** START Source excerpt **

Rep. Brandtjen Questions Motives Behind Fake Military Ballots
The Republican lawmaker who received fake military ballots in the mail says she isn’t sure they were sent to help.
Rep. Janel Brandtjen, R-Menomonee Falls, on Friday said the Democrats who run Milwaukee’s Elections Commission “ are not my friends.”
“If I did not know better, and I’m not really good at being a victim, I think this is more a case of some people trying to get some revenge,” Brandtjen said.
Milwaukee’s mayor on Thursday fired the city’s deputy elections director, Kimberly Zapata, after he said she admitted to ordering three fake military ballots and sending them to Brandtjen.
“These are the same people who I’ve [filed] open records requests on for [The Center for Tech and Civic Life] for at least 18 months,” Brandtjen explained. “Why would she risk her job, her pension, embarrassment, jail? All she had to do is pick up the phone and tell me this.”

** END Source excerpt **

Required actions
- a) In the article on the fake military ballots, list the things Brandtjen says Zapata risked.
- b) Rewrite the records from the first line through the line containing "x-tick-label: 10 xyxy=(1566,827,1590,849)", replacing "confidence-band" with "shaded-band" and leaving everything else unchanged.

** START Records to use **

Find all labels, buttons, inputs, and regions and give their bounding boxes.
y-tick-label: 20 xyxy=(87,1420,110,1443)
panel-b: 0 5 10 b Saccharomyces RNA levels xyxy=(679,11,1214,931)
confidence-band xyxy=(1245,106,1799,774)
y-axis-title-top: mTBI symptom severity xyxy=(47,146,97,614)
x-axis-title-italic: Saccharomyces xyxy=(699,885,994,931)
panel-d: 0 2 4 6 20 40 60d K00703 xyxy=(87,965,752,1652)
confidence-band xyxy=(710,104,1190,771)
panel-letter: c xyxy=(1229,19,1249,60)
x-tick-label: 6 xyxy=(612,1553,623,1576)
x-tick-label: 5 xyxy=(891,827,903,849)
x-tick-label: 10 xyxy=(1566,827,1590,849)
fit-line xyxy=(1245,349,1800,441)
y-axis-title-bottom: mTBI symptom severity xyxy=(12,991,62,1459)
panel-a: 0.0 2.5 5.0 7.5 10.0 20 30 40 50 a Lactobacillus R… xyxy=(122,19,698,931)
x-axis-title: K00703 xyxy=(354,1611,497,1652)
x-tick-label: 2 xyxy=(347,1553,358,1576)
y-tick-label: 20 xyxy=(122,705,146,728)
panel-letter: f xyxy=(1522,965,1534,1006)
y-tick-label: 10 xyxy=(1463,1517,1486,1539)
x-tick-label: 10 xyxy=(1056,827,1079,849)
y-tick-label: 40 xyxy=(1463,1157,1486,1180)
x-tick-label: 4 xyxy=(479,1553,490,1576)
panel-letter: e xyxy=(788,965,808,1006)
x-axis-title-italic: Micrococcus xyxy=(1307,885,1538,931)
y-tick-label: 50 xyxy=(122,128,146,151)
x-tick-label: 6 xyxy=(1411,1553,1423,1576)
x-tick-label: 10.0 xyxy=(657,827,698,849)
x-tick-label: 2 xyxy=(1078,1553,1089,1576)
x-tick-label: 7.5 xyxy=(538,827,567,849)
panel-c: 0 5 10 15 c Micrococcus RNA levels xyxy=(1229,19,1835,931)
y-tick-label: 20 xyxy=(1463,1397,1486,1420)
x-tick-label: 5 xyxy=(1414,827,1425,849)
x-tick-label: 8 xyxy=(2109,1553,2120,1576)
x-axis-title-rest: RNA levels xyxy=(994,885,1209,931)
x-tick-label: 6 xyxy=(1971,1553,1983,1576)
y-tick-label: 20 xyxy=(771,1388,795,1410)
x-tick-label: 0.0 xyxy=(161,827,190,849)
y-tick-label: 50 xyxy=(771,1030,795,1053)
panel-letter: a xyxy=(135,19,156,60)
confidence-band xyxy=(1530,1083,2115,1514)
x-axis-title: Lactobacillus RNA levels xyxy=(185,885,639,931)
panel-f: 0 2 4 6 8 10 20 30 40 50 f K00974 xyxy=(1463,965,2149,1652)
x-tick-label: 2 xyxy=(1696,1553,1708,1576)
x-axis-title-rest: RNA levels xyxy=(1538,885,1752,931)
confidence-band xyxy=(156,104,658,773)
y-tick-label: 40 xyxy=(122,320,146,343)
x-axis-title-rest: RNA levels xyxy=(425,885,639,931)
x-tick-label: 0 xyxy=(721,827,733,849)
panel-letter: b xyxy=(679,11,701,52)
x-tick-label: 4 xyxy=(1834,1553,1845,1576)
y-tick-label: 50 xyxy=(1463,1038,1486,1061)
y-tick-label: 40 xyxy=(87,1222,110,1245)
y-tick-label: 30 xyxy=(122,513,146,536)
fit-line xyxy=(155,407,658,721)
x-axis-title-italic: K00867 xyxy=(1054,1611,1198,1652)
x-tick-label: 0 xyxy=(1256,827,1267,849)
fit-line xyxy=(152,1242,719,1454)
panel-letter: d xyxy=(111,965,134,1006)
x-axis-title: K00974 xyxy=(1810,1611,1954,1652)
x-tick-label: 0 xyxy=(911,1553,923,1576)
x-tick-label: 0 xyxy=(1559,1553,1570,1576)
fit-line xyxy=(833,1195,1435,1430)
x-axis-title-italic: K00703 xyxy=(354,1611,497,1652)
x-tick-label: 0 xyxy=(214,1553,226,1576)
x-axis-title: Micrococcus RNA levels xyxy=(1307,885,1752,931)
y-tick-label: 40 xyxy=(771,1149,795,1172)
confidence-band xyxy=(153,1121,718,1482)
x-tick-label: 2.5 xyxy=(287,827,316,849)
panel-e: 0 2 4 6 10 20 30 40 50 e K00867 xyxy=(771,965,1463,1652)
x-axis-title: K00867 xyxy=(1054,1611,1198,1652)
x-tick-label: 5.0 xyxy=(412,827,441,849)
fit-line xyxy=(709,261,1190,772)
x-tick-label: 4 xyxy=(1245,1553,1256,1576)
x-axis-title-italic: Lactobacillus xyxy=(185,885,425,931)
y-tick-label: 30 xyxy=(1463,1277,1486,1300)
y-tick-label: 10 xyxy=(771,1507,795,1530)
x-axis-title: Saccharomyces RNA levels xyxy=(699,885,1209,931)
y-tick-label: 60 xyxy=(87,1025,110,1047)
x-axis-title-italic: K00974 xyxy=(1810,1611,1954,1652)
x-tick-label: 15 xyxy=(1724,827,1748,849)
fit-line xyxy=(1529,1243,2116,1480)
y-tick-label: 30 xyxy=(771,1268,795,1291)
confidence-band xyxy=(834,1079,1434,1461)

** END Records to use **

Solution set
- a)
- Her job
- Her pension
- Embarrassment
- Jail

- b)
Find all labels, buttons, inputs, and regions and give their bounding boxes.
y-tick-label: 20 xyxy=(87,1420,110,1443)
panel-b: 0 5 10 b Saccharomyces RNA levels xyxy=(679,11,1214,931)
shaded-band xyxy=(1245,106,1799,774)
y-axis-title-top: mTBI symptom severity xyxy=(47,146,97,614)
x-axis-title-italic: Saccharomyces xyxy=(699,885,994,931)
panel-d: 0 2 4 6 20 40 60d K00703 xyxy=(87,965,752,1652)
shaded-band xyxy=(710,104,1190,771)
panel-letter: c xyxy=(1229,19,1249,60)
x-tick-label: 6 xyxy=(612,1553,623,1576)
x-tick-label: 5 xyxy=(891,827,903,849)
x-tick-label: 10 xyxy=(1566,827,1590,849)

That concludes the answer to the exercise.